● Instructions for the task:
How many lines in these records hold the string "which"? Reply with the number alone.

— Begin Source records —

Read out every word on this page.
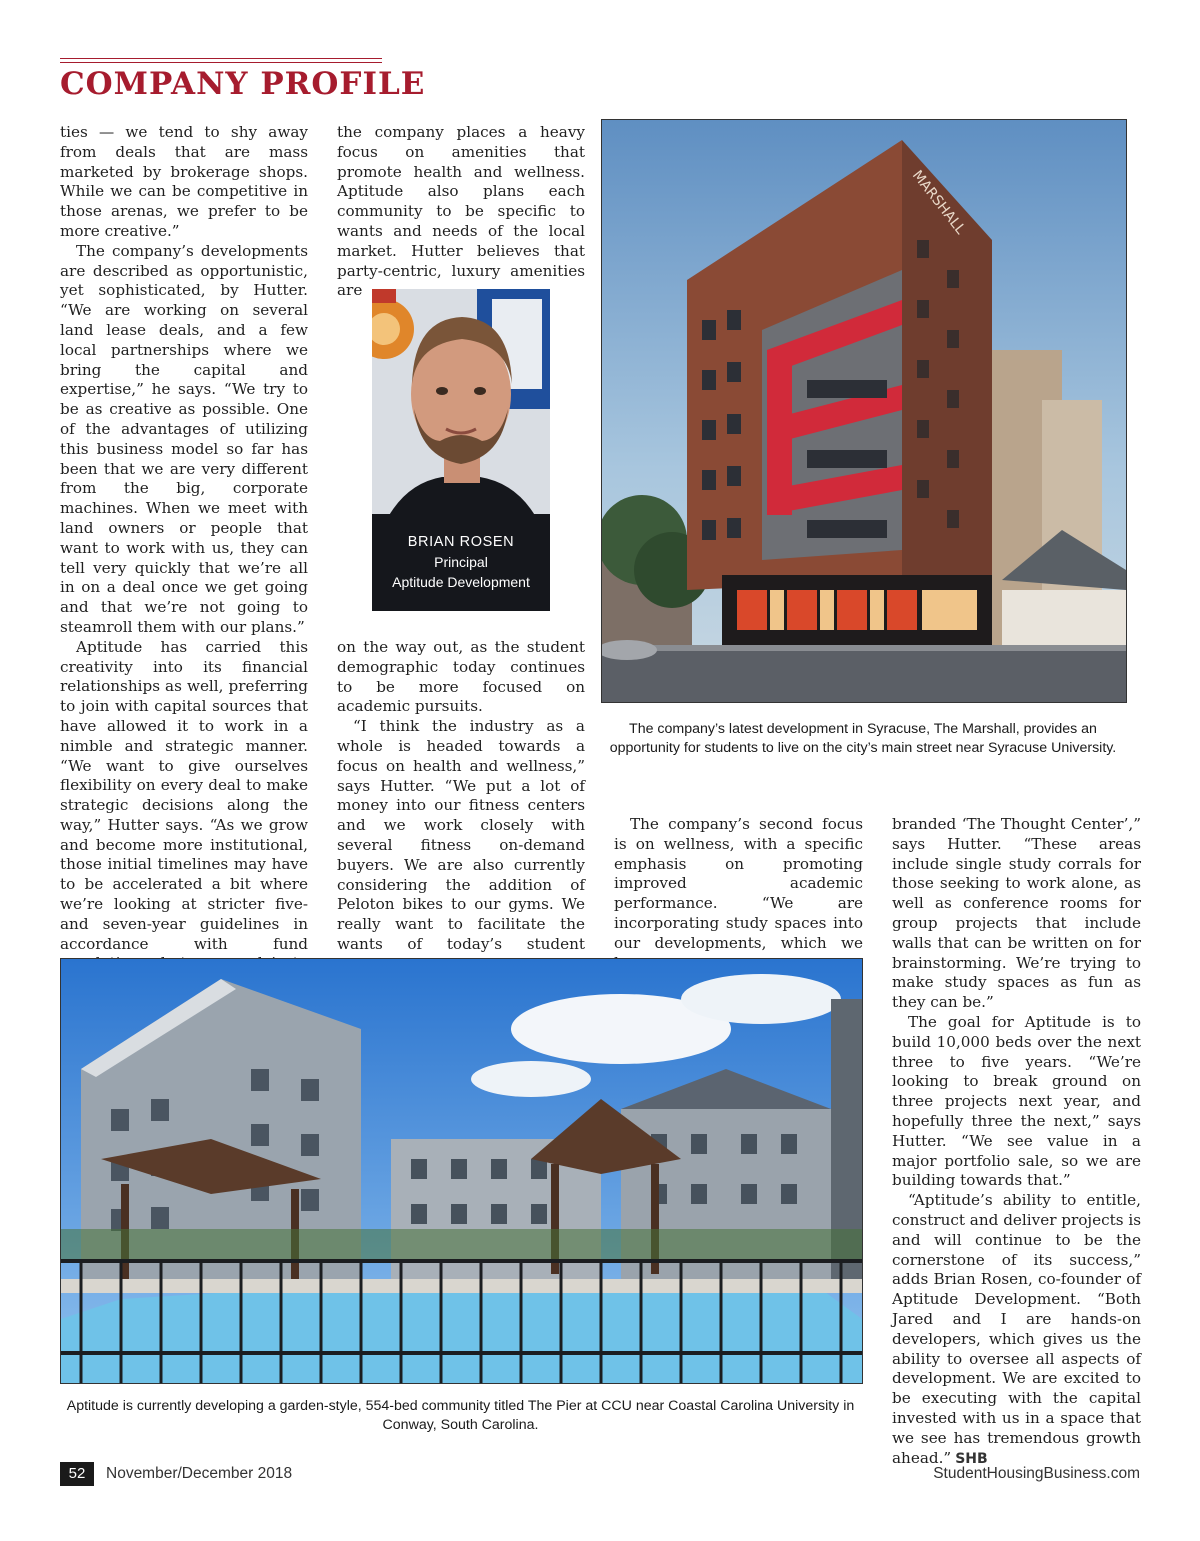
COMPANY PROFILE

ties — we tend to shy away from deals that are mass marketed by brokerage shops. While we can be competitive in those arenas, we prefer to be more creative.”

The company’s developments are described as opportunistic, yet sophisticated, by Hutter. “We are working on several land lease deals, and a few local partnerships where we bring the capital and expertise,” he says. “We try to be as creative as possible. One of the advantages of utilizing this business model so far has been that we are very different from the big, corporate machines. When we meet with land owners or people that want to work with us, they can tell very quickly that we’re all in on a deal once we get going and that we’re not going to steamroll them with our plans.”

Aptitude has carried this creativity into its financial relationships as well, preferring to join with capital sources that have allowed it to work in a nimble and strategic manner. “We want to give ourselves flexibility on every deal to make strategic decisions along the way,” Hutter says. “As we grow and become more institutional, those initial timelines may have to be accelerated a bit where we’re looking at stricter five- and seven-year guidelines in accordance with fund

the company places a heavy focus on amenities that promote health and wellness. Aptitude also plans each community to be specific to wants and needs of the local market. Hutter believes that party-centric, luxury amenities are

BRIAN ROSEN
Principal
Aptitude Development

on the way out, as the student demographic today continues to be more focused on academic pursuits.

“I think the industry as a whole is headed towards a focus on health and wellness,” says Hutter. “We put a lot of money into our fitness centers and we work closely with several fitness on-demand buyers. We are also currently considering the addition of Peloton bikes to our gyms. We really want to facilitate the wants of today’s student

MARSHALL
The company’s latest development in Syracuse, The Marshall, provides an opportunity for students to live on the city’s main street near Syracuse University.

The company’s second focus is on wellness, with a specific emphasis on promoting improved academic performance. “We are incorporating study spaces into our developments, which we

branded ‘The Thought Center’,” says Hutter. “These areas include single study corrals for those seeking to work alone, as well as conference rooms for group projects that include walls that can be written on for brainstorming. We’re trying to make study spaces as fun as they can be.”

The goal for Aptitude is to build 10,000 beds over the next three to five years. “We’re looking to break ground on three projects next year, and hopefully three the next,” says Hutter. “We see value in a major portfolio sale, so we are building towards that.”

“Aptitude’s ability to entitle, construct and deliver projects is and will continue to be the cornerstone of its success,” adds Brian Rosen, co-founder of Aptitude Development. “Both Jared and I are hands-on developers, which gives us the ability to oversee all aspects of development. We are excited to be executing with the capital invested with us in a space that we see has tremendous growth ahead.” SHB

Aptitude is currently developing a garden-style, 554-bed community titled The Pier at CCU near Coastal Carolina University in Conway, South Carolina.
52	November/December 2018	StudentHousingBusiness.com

— End Source records —

● Answer to the task:
2